- **Written exercise 1**:
According to the catalyst preparation and characterization excerpt, what heating rate was used for the thermogravimetric analysis?

- **Selected extract**:
######
For comparison, ZrO2 solid particles-supported Pd nanoparticle (Pd/ZrO2) catalysts were also synthesized. Firstly, 100 mg commercial ZrO2 nano-powder was uniformly dispersed in 100 mL deionized water. Then 25 mL H2PdCl6 (0.2 mol·L−1) was transferred into the solution by stirring for 30 min, and then a sufficient amount of NaBH4 was added. The Pd/ZrO2 catalyst precursor was obtained by stirring for 2 h. The sample was washed three times alternately with deionized water and anhydrous ethanol. Finally, divided Pd/ZrO2 catalyst into two parts and calcined at 450 and 800 °C for 2 h, eventually obtaining Pd/ZrO2-450 and Pd/ZrO2-800, respectively.

2.5 Characterizations

The phase composition of the samples was carried out on a Bruker D8-Advance diffractometer using nickel-filtered Cu Kα radiation. X-ray photoelectron spectroscopy (XPS; ESCALAB 250Xi) was utilized to characterize the surface valence states of the catalysts. The microstructure of the samples was observed by scanning electron microscopy (SEM; S-4800) and transmission electron microscopy (TEM; JEOL JEM-1010/2010). The Brunauer–Emmett–Teller (BET) surface area of the samples was determined employing A NOVA 4000 automated gas sorption system. Thermogravimetric analysis (TGA) of the samples was conducted in air with the heating rate of 10 °C·min−1 by SDT Q600 (TA Instruments). The loading of noble metals in samples was determined by inductively coupled plasma optical emission spectrometry (ICP-OES; XII ThermoFisher). The H2-temperature programmed reduction (H2-TPR) results were obtained by Autochemll2920.
######
- **Listed records**:

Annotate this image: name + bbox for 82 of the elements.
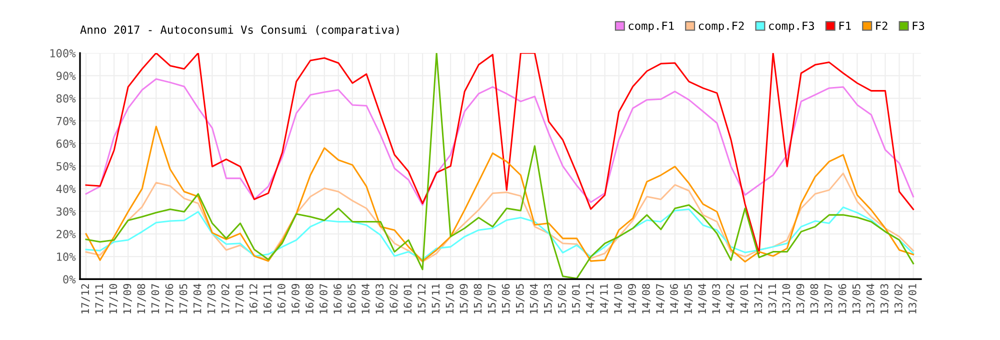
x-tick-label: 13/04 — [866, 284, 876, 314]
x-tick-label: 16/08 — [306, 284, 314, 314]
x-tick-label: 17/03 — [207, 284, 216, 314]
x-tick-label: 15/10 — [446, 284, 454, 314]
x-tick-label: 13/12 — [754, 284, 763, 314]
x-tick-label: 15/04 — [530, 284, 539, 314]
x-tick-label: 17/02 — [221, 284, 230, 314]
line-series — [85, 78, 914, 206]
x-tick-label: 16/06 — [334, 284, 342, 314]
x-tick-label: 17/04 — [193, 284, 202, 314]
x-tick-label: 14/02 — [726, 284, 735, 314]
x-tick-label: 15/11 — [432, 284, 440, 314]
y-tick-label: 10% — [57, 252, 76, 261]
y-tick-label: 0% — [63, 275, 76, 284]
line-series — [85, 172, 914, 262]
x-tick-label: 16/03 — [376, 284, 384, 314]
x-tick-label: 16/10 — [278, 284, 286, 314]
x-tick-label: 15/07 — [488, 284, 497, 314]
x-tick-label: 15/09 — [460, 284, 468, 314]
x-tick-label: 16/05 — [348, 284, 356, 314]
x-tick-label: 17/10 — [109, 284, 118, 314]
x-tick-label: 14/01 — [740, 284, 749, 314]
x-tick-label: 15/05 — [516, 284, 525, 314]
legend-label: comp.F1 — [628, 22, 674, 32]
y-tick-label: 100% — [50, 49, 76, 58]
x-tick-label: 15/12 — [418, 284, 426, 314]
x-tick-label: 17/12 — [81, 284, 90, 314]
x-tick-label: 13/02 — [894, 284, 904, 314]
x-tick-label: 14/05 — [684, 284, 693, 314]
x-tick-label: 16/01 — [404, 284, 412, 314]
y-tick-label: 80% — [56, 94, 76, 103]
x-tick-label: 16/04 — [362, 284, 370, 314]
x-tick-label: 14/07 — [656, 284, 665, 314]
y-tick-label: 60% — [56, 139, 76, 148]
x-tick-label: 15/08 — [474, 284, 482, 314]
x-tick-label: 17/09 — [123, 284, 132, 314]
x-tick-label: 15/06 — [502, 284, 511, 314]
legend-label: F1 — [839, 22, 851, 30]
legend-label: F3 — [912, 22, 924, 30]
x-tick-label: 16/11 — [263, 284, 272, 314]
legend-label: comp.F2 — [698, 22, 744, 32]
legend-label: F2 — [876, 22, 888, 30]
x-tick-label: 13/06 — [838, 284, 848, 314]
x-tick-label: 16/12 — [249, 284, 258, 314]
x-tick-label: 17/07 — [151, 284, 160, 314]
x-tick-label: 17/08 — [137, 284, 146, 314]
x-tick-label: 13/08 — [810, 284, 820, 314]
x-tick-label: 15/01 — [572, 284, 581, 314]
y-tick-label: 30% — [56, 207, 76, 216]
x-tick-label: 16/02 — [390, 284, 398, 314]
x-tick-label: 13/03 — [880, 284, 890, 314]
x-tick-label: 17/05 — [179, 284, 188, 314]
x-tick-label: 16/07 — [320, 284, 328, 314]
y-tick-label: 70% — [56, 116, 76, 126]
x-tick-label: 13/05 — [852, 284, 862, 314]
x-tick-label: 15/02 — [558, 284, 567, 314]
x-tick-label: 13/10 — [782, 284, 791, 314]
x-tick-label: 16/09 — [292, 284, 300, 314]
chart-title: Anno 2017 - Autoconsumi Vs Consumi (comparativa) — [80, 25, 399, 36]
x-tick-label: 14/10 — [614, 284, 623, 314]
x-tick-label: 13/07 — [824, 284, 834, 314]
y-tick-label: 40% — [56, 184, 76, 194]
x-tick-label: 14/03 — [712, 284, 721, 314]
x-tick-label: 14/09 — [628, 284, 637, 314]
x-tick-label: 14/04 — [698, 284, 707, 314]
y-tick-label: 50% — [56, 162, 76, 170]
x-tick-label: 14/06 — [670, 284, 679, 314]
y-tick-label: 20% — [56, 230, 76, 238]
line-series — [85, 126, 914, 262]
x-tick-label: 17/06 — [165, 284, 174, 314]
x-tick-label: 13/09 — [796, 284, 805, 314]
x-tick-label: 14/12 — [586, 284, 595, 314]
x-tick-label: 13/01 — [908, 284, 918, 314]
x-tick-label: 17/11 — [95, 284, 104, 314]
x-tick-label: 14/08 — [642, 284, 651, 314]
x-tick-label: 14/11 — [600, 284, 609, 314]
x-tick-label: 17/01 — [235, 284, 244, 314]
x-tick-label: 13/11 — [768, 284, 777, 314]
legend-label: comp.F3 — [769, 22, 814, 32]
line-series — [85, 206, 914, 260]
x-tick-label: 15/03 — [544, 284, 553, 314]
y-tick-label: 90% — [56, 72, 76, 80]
######
- **Written exercise 2**:
Copy everything in the entries from the line containing "x-tick-label: 13/04 — [866, 284, 876, 314]" down to the line containing "x-tick-label: 15/05 — [516, 284, 525, 314]", with both of those lines included.

- **Result 1**:
10 °C·min−1, in air.

- **Result 2**:
x-tick-label: 13/04 — [866, 284, 876, 314]
x-tick-label: 16/08 — [306, 284, 314, 314]
x-tick-label: 17/03 — [207, 284, 216, 314]
x-tick-label: 15/10 — [446, 284, 454, 314]
x-tick-label: 13/12 — [754, 284, 763, 314]
x-tick-label: 15/04 — [530, 284, 539, 314]
x-tick-label: 17/02 — [221, 284, 230, 314]
line-series — [85, 78, 914, 206]
x-tick-label: 16/06 — [334, 284, 342, 314]
x-tick-label: 17/04 — [193, 284, 202, 314]
x-tick-label: 14/02 — [726, 284, 735, 314]
x-tick-label: 15/11 — [432, 284, 440, 314]
y-tick-label: 10% — [57, 252, 76, 261]
y-tick-label: 0% — [63, 275, 76, 284]
line-series — [85, 172, 914, 262]
x-tick-label: 16/03 — [376, 284, 384, 314]
x-tick-label: 16/10 — [278, 284, 286, 314]
x-tick-label: 15/07 — [488, 284, 497, 314]
x-tick-label: 15/09 — [460, 284, 468, 314]
x-tick-label: 16/05 — [348, 284, 356, 314]
x-tick-label: 17/10 — [109, 284, 118, 314]
x-tick-label: 14/01 — [740, 284, 749, 314]
x-tick-label: 15/05 — [516, 284, 525, 314]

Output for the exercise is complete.